Express every line of the material below as a JSON array of strings, one string per line, omitting blank lines and pictures.

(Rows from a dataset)
**********

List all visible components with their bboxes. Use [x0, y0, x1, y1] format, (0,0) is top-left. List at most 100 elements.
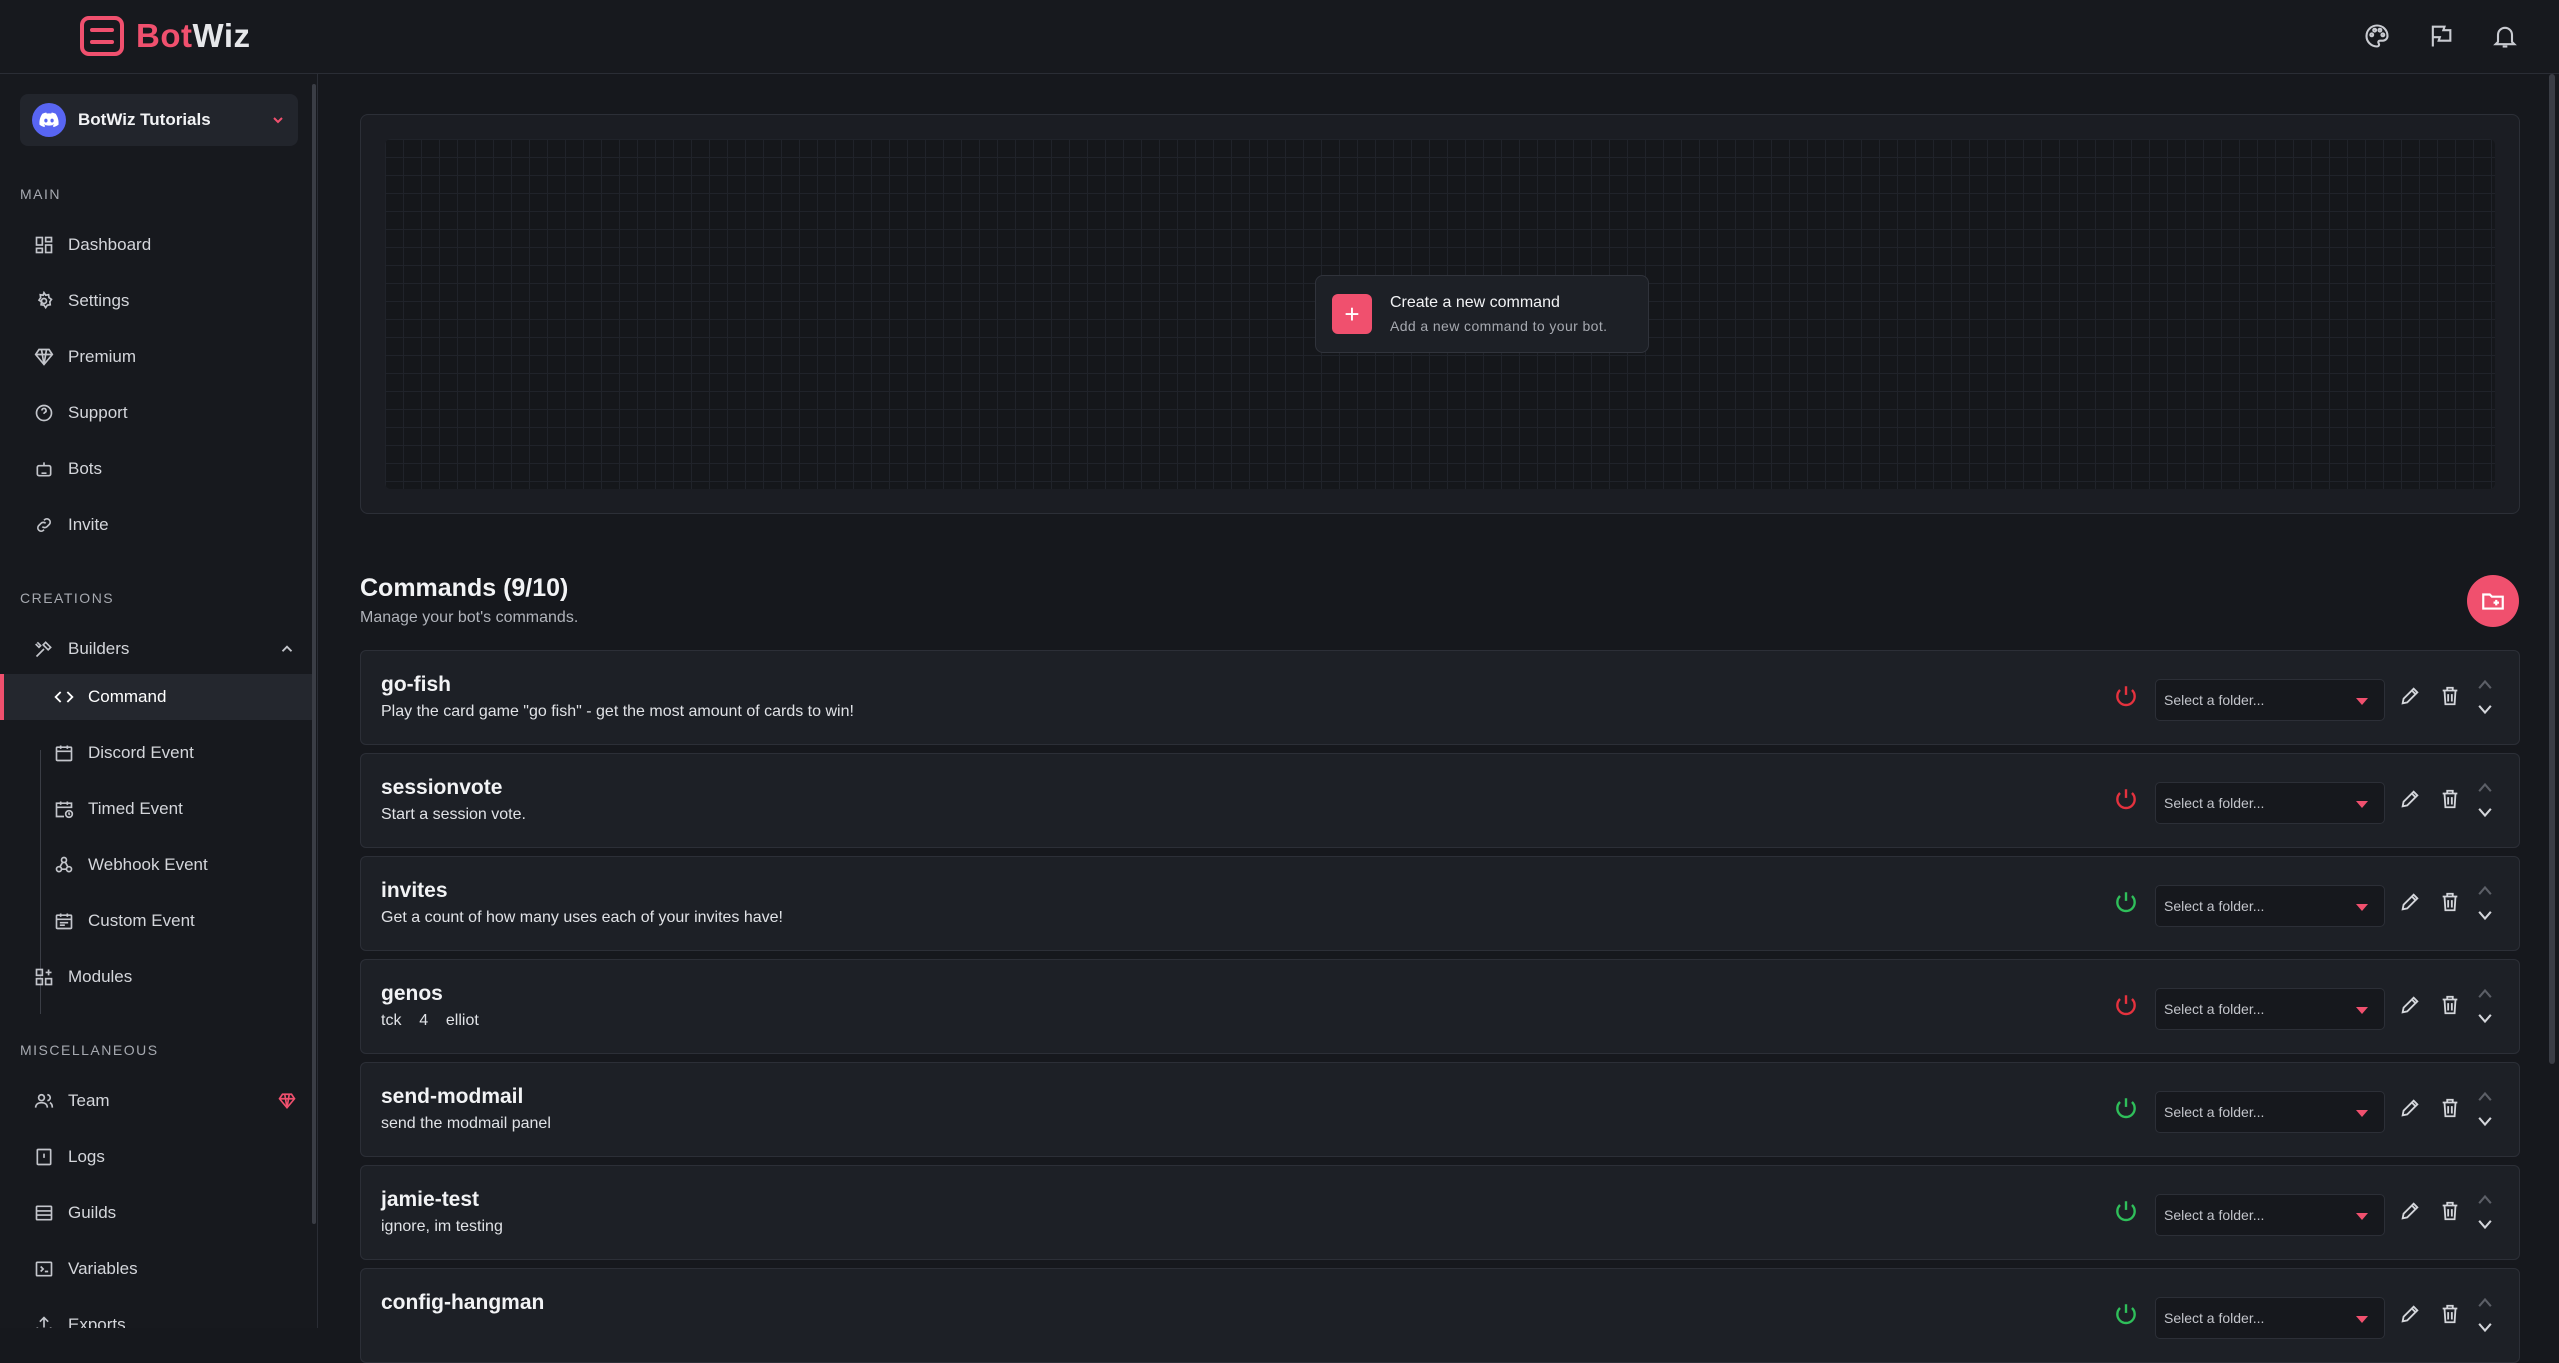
- exports-icon: [36, 1316, 52, 1328]
- trash-icon[interactable]: [2439, 1200, 2461, 1222]
- folder-select[interactable]: Select a folder...: [2155, 1194, 2385, 1236]
- sidebar-item-label: Guilds: [68, 1203, 117, 1222]
- pencil-icon[interactable]: [2399, 788, 2421, 810]
- trash-icon[interactable]: [2439, 685, 2461, 707]
- commands-subtitle: Manage your bot's commands.: [360, 609, 579, 626]
- create-folder-button[interactable]: [2467, 575, 2519, 627]
- sidebar-item-logs[interactable]: Logs: [0, 1134, 312, 1180]
- power-toggle-icon[interactable]: [2113, 683, 2139, 709]
- sidebar-item-label: Bots: [68, 459, 103, 478]
- move-up-icon[interactable]: [2475, 780, 2495, 794]
- move-down-icon[interactable]: [2475, 909, 2495, 923]
- command-name: invites: [381, 879, 448, 902]
- folder-select-placeholder: Select a folder...: [2164, 898, 2265, 914]
- trash-icon[interactable]: [2439, 994, 2461, 1016]
- move-down-icon[interactable]: [2475, 1115, 2495, 1129]
- sidebar-item-variables[interactable]: Variables: [0, 1246, 312, 1292]
- caret-down-icon: [2356, 1110, 2368, 1117]
- power-toggle-icon[interactable]: [2113, 1301, 2139, 1327]
- bell-icon[interactable]: [2491, 22, 2519, 50]
- create-command-button[interactable]: + Create a new command Add a new command…: [1315, 275, 1649, 353]
- move-down-icon[interactable]: [2475, 1012, 2495, 1026]
- server-selector[interactable]: BotWiz Tutorials: [20, 94, 298, 146]
- power-toggle-icon[interactable]: [2113, 786, 2139, 812]
- folder-select[interactable]: Select a folder...: [2155, 1091, 2385, 1133]
- botwiz-logo[interactable]: BotWiz: [80, 16, 251, 56]
- sidebar-item-label: Command: [88, 687, 167, 706]
- move-down-icon[interactable]: [2475, 1218, 2495, 1232]
- move-up-icon[interactable]: [2475, 1295, 2495, 1309]
- move-down-icon[interactable]: [2475, 703, 2495, 717]
- sidebar-item-timed-event[interactable]: Timed Event: [0, 786, 312, 832]
- folder-select[interactable]: Select a folder...: [2155, 782, 2385, 824]
- command-name: go-fish: [381, 673, 451, 696]
- sidebar-item-team[interactable]: Team: [0, 1078, 312, 1124]
- move-down-icon[interactable]: [2475, 1321, 2495, 1335]
- sidebar-item-settings[interactable]: Settings: [0, 278, 312, 324]
- palette-icon[interactable]: [2363, 22, 2391, 50]
- guilds-icon: [35, 1205, 53, 1221]
- move-up-icon[interactable]: [2475, 677, 2495, 691]
- sidebar-item-discord-event[interactable]: Discord Event: [0, 730, 312, 776]
- sidebar-item-command[interactable]: Command: [0, 674, 312, 720]
- sidebar-item-webhook-event[interactable]: Webhook Event: [0, 842, 312, 888]
- command-row: send-modmail send the modmail panel Select…: [360, 1062, 2520, 1157]
- sidebar-item-builders[interactable]: Builders: [0, 626, 312, 672]
- move-up-icon[interactable]: [2475, 883, 2495, 897]
- discord-icon: [32, 103, 66, 137]
- move-up-icon[interactable]: [2475, 1089, 2495, 1103]
- power-toggle-icon[interactable]: [2113, 889, 2139, 915]
- trash-icon[interactable]: [2439, 1303, 2461, 1325]
- power-toggle-icon[interactable]: [2113, 1095, 2139, 1121]
- trash-icon[interactable]: [2439, 788, 2461, 810]
- move-up-icon[interactable]: [2475, 986, 2495, 1000]
- power-toggle-icon[interactable]: [2113, 1198, 2139, 1224]
- pencil-icon[interactable]: [2399, 1200, 2421, 1222]
- sidebar-item-guilds[interactable]: Guilds: [0, 1190, 312, 1236]
- folder-select[interactable]: Select a folder...: [2155, 885, 2385, 927]
- logs-icon: [36, 1148, 52, 1166]
- sidebar-item-dashboard[interactable]: Dashboard: [0, 222, 312, 268]
- sidebar-item-support[interactable]: Support: [0, 390, 312, 436]
- command-name: send-modmail: [381, 1085, 524, 1108]
- sidebar-item-exports[interactable]: Exports: [0, 1302, 312, 1328]
- power-toggle-icon[interactable]: [2113, 992, 2139, 1018]
- create-command-subtitle: Add a new command to your bot.: [1390, 318, 1608, 334]
- botwiz-logo-icon: [80, 16, 124, 56]
- move-up-icon[interactable]: [2475, 1192, 2495, 1206]
- pencil-icon[interactable]: [2399, 1303, 2421, 1325]
- sidebar-scrollbar[interactable]: [312, 84, 316, 1224]
- modules-icon: [35, 968, 53, 986]
- folder-select-placeholder: Select a folder...: [2164, 1104, 2265, 1120]
- command-row: go-fish Play the card game "go fish" - ge…: [360, 650, 2520, 745]
- sidebar-item-label: Timed Event: [88, 799, 183, 818]
- command-row: jamie-test ignore, im testing Select a fol…: [360, 1165, 2520, 1260]
- premium-diamond-icon: [278, 1093, 296, 1110]
- pencil-icon[interactable]: [2399, 994, 2421, 1016]
- sidebar-item-label: Webhook Event: [88, 855, 208, 874]
- pencil-icon[interactable]: [2399, 685, 2421, 707]
- pencil-icon[interactable]: [2399, 1097, 2421, 1119]
- pencil-icon[interactable]: [2399, 891, 2421, 913]
- folder-select[interactable]: Select a folder...: [2155, 679, 2385, 721]
- command-row: genos tck 4 elliot Select a folder...: [360, 959, 2520, 1054]
- command-name: genos: [381, 982, 443, 1005]
- main-scrollbar[interactable]: [2549, 74, 2555, 1064]
- plus-icon: +: [1332, 294, 1372, 334]
- sidebar-item-modules[interactable]: Modules: [0, 954, 312, 1000]
- sidebar-item-label: Custom Event: [88, 911, 195, 930]
- sidebar-item-premium[interactable]: Premium: [0, 334, 312, 380]
- trash-icon[interactable]: [2439, 891, 2461, 913]
- sidebar-item-invite[interactable]: Invite: [0, 502, 312, 548]
- command-row: sessionvote Start a session vote. Select a…: [360, 753, 2520, 848]
- folder-select[interactable]: Select a folder...: [2155, 1297, 2385, 1339]
- move-down-icon[interactable]: [2475, 806, 2495, 820]
- sidebar-item-bots[interactable]: Bots: [0, 446, 312, 492]
- caret-down-icon: [2356, 698, 2368, 705]
- folder-select[interactable]: Select a folder...: [2155, 988, 2385, 1030]
- code-icon: [54, 691, 74, 703]
- help-icon: [35, 404, 53, 422]
- sidebar-item-custom-event[interactable]: Custom Event: [0, 898, 312, 944]
- trash-icon[interactable]: [2439, 1097, 2461, 1119]
- flag-icon[interactable]: [2427, 22, 2455, 50]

**********

## ANSWER TO THIS PROBLEM
[
  "List all visible components with their bboxes. Use [x0, y0, x1, y1] format, (0,0) is top-left. List at most 100 elements.",
  "- exports-icon: [36, 1316, 52, 1328]",
  "- trash-icon[interactable]: [2439, 1200, 2461, 1222]",
  "- folder-select[interactable]: Select a folder...: [2155, 1194, 2385, 1236]",
  "- sidebar-item-label: Guilds: [68, 1203, 117, 1222]",
  "- pencil-icon[interactable]: [2399, 788, 2421, 810]",
  "- trash-icon[interactable]: [2439, 685, 2461, 707]",
  "- commands-subtitle: Manage your bot's commands.: [360, 609, 579, 626]",
  "- create-folder-button[interactable]: [2467, 575, 2519, 627]",
  "- sidebar-item-logs[interactable]: Logs: [0, 1134, 312, 1180]",
  "- power-toggle-icon[interactable]: [2113, 683, 2139, 709]",
  "- sidebar-item-label: Bots: [68, 459, 103, 478]",
  "- move-up-icon[interactable]: [2475, 780, 2495, 794]",
  "- move-down-icon[interactable]: [2475, 909, 2495, 923]",
  "- command-name: invites: [381, 879, 448, 902]",
  "- folder-select-placeholder: Select a folder...: [2164, 898, 2265, 914]",
  "- trash-icon[interactable]: [2439, 994, 2461, 1016]",
  "- move-down-icon[interactable]: [2475, 1115, 2495, 1129]",
  "- sidebar-item-variables[interactable]: Variables: [0, 1246, 312, 1292]",
  "- caret-down-icon: [2356, 1110, 2368, 1117]",
  "- power-toggle-icon[interactable]: [2113, 1301, 2139, 1327]",
  "- bell-icon[interactable]: [2491, 22, 2519, 50]",
  "- create-command-button[interactable]: + Create a new command Add a new command…: [1315, 275, 1649, 353]",
  "- move-down-icon[interactable]: [2475, 1012, 2495, 1026]",
  "- server-selector[interactable]: BotWiz Tutorials: [20, 94, 298, 146]",
  "- power-toggle-icon[interactable]: [2113, 786, 2139, 812]",
  "- folder-select[interactable]: Select a folder...: [2155, 1091, 2385, 1133]",
  "- botwiz-logo[interactable]: BotWiz: [80, 16, 251, 56]",
  "- sidebar-item-label: Command: [88, 687, 167, 706]",
  "- move-down-icon[interactable]: [2475, 1218, 2495, 1232]",
  "- move-up-icon[interactable]: [2475, 1295, 2495, 1309]",
  "- move-down-icon[interactable]: [2475, 703, 2495, 717]",
  "- sidebar-item-timed-event[interactable]: Timed Event: [0, 786, 312, 832]",
  "- folder-select[interactable]: Select a folder...: [2155, 782, 2385, 824]",
  "- command-name: go-fish: [381, 673, 451, 696]",
  "- sidebar-item-team[interactable]: Team: [0, 1078, 312, 1124]",
  "- move-down-icon[interactable]: [2475, 1321, 2495, 1335]",
  "- sidebar-item-settings[interactable]: Settings: [0, 278, 312, 324]",
  "- palette-icon[interactable]: [2363, 22, 2391, 50]",
  "- guilds-icon: [35, 1205, 53, 1221]",
  "- move-up-icon[interactable]: [2475, 677, 2495, 691]",
  "- sidebar-item-discord-event[interactable]: Discord Event: [0, 730, 312, 776]",
  "- sidebar-item-command[interactable]: Command: [0, 674, 312, 720]",
  "- sidebar-item-webhook-event[interactable]: Webhook Event: [0, 842, 312, 888]",
  "- command-row: send-modmail send the modmail panel Select…: [360, 1062, 2520, 1157]",
  "- sidebar-item-builders[interactable]: Builders: [0, 626, 312, 672]",
  "- move-up-icon[interactable]: [2475, 883, 2495, 897]",
  "- discord-icon: [32, 103, 66, 137]",
  "- move-up-icon[interactable]: [2475, 1089, 2495, 1103]",
  "- power-toggle-icon[interactable]: [2113, 889, 2139, 915]",
  "- trash-icon[interactable]: [2439, 1303, 2461, 1325]",
  "- power-toggle-icon[interactable]: [2113, 1095, 2139, 1121]",
  "- trash-icon[interactable]: [2439, 788, 2461, 810]",
  "- move-up-icon[interactable]: [2475, 986, 2495, 1000]",
  "- power-toggle-icon[interactable]: [2113, 1198, 2139, 1224]",
  "- pencil-icon[interactable]: [2399, 1200, 2421, 1222]",
  "- sidebar-item-guilds[interactable]: Guilds: [0, 1190, 312, 1236]",
  "- folder-select[interactable]: Select a folder...: [2155, 885, 2385, 927]",
  "- logs-icon: [36, 1148, 52, 1166]",
  "- sidebar-item-dashboard[interactable]: Dashboard: [0, 222, 312, 268]",
  "- sidebar-item-support[interactable]: Support: [0, 390, 312, 436]",
  "- command-name: send-modmail: [381, 1085, 524, 1108]",
  "- sidebar-item-exports[interactable]: Exports: [0, 1302, 312, 1328]",
  "- power-toggle-icon[interactable]: [2113, 992, 2139, 1018]",
  "- create-command-subtitle: Add a new command to your bot.: [1390, 318, 1608, 334]",
  "- botwiz-logo-icon: [80, 16, 124, 56]",
  "- move-up-icon[interactable]: [2475, 1192, 2495, 1206]",
  "- pencil-icon[interactable]: [2399, 1303, 2421, 1325]",
  "- sidebar-scrollbar[interactable]: [312, 84, 316, 1224]",
  "- modules-icon: [35, 968, 53, 986]",
  "- folder-select-placeholder: Select a folder...: [2164, 1104, 2265, 1120]",
  "- command-row: go-fish Play the card game \"go fish\" - ge…: [360, 650, 2520, 745]",
  "- sidebar-item-label: Timed Event: [88, 799, 183, 818]",
  "- command-row: jamie-test ignore, im testing Select a fol…: [360, 1165, 2520, 1260]",
  "- premium-diamond-icon: [278, 1093, 296, 1110]",
  "- pencil-icon[interactable]: [2399, 994, 2421, 1016]",
  "- sidebar-item-label: Webhook Event: [88, 855, 208, 874]",
  "- pencil-icon[interactable]: [2399, 685, 2421, 707]",
  "- pencil-icon[interactable]: [2399, 1097, 2421, 1119]",
  "- pencil-icon[interactable]: [2399, 891, 2421, 913]",
  "- folder-select[interactable]: Select a folder...: [2155, 679, 2385, 721]",
  "- command-row: genos tck 4 elliot Select a folder...: [360, 959, 2520, 1054]",
  "- command-name: genos: [381, 982, 443, 1005]",
  "- main-scrollbar[interactable]: [2549, 74, 2555, 1064]",
  "- plus-icon: +: [1332, 294, 1372, 334]",
  "- sidebar-item-modules[interactable]: Modules: [0, 954, 312, 1000]",
  "- sidebar-item-label: Custom Event: [88, 911, 195, 930]",
  "- sidebar-item-premium[interactable]: Premium: [0, 334, 312, 380]",
  "- trash-icon[interactable]: [2439, 891, 2461, 913]",
  "- sidebar-item-invite[interactable]: Invite: [0, 502, 312, 548]",
  "- command-row: sessionvote Start a session vote. Select a…: [360, 753, 2520, 848]",
  "- folder-select[interactable]: Select a folder...: [2155, 1297, 2385, 1339]",
  "- move-down-icon[interactable]: [2475, 806, 2495, 820]",
  "- sidebar-item-bots[interactable]: Bots: [0, 446, 312, 492]",
  "- caret-down-icon: [2356, 698, 2368, 705]",
  "- folder-select[interactable]: Select a folder...: [2155, 988, 2385, 1030]",
  "- code-icon: [54, 691, 74, 703]",
  "- help-icon: [35, 404, 53, 422]",
  "- sidebar-item-custom-event[interactable]: Custom Event: [0, 898, 312, 944]",
  "- trash-icon[interactable]: [2439, 1097, 2461, 1119]",
  "- flag-icon[interactable]: [2427, 22, 2455, 50]"
]